→ **Dataset records**
==========
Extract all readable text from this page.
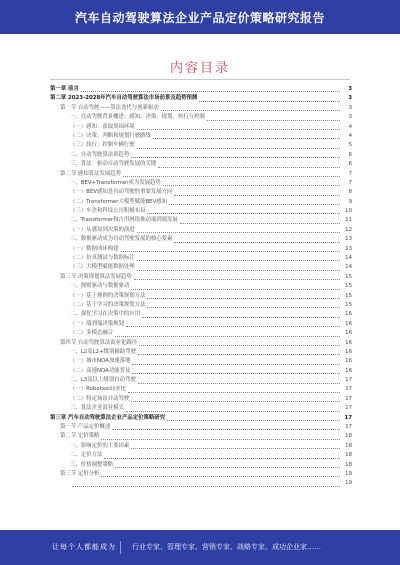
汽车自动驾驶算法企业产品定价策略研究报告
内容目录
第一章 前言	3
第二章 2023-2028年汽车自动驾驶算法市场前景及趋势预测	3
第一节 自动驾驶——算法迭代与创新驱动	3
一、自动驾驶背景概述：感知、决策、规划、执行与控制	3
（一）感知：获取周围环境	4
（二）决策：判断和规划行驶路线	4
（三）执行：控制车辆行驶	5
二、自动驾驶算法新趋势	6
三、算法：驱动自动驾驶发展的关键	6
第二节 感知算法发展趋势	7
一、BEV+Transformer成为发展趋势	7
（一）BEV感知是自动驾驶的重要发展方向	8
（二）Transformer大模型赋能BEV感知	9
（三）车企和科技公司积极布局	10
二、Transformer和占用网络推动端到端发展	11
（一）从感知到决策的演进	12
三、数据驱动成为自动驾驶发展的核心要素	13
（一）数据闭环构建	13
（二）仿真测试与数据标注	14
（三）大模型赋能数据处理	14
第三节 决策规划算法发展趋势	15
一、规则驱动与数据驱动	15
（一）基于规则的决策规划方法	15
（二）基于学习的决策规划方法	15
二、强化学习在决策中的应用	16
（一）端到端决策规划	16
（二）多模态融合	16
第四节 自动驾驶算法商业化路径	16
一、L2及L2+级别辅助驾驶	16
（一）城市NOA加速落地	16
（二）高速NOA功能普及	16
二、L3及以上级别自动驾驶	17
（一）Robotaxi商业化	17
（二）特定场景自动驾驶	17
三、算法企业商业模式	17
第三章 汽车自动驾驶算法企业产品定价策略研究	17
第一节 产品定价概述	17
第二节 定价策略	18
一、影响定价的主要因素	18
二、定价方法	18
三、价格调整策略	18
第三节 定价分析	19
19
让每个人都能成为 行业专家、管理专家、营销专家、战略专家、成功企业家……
==========
→ **Task prompt**
Reproduce every entry word for word, but skip any pictures.

→ **Exercise response**
Extract all readable text from this page.
汽车自动驾驶算法企业产品定价策略研究报告
内容目录
第一章 前言	3
第二章 2023-2028年汽车自动驾驶算法市场前景及趋势预测	3
第一节 自动驾驶——算法迭代与创新驱动	3
一、自动驾驶背景概述：感知、决策、规划、执行与控制	3
（一）感知：获取周围环境	4
（二）决策：判断和规划行驶路线	4
（三）执行：控制车辆行驶	5
二、自动驾驶算法新趋势	6
三、算法：驱动自动驾驶发展的关键	6
第二节 感知算法发展趋势	7
一、BEV+Transformer成为发展趋势	7
（一）BEV感知是自动驾驶的重要发展方向	8
（二）Transformer大模型赋能BEV感知	9
（三）车企和科技公司积极布局	10
二、Transformer和占用网络推动端到端发展	11
（一）从感知到决策的演进	12
三、数据驱动成为自动驾驶发展的核心要素	13
（一）数据闭环构建	13
（二）仿真测试与数据标注	14
（三）大模型赋能数据处理	14
第三节 决策规划算法发展趋势	15
一、规则驱动与数据驱动	15
（一）基于规则的决策规划方法	15
（二）基于学习的决策规划方法	15
二、强化学习在决策中的应用	16
（一）端到端决策规划	16
（二）多模态融合	16
第四节 自动驾驶算法商业化路径	16
一、L2及L2+级别辅助驾驶	16
（一）城市NOA加速落地	16
（二）高速NOA功能普及	16
二、L3及以上级别自动驾驶	17
（一）Robotaxi商业化	17
（二）特定场景自动驾驶	17
三、算法企业商业模式	17
第三章 汽车自动驾驶算法企业产品定价策略研究	17
第一节 产品定价概述	17
第二节 定价策略	18
一、影响定价的主要因素	18
二、定价方法	18
三、价格调整策略	18
第三节 定价分析	19
19
让每个人都能成为 行业专家、管理专家、营销专家、战略专家、成功企业家……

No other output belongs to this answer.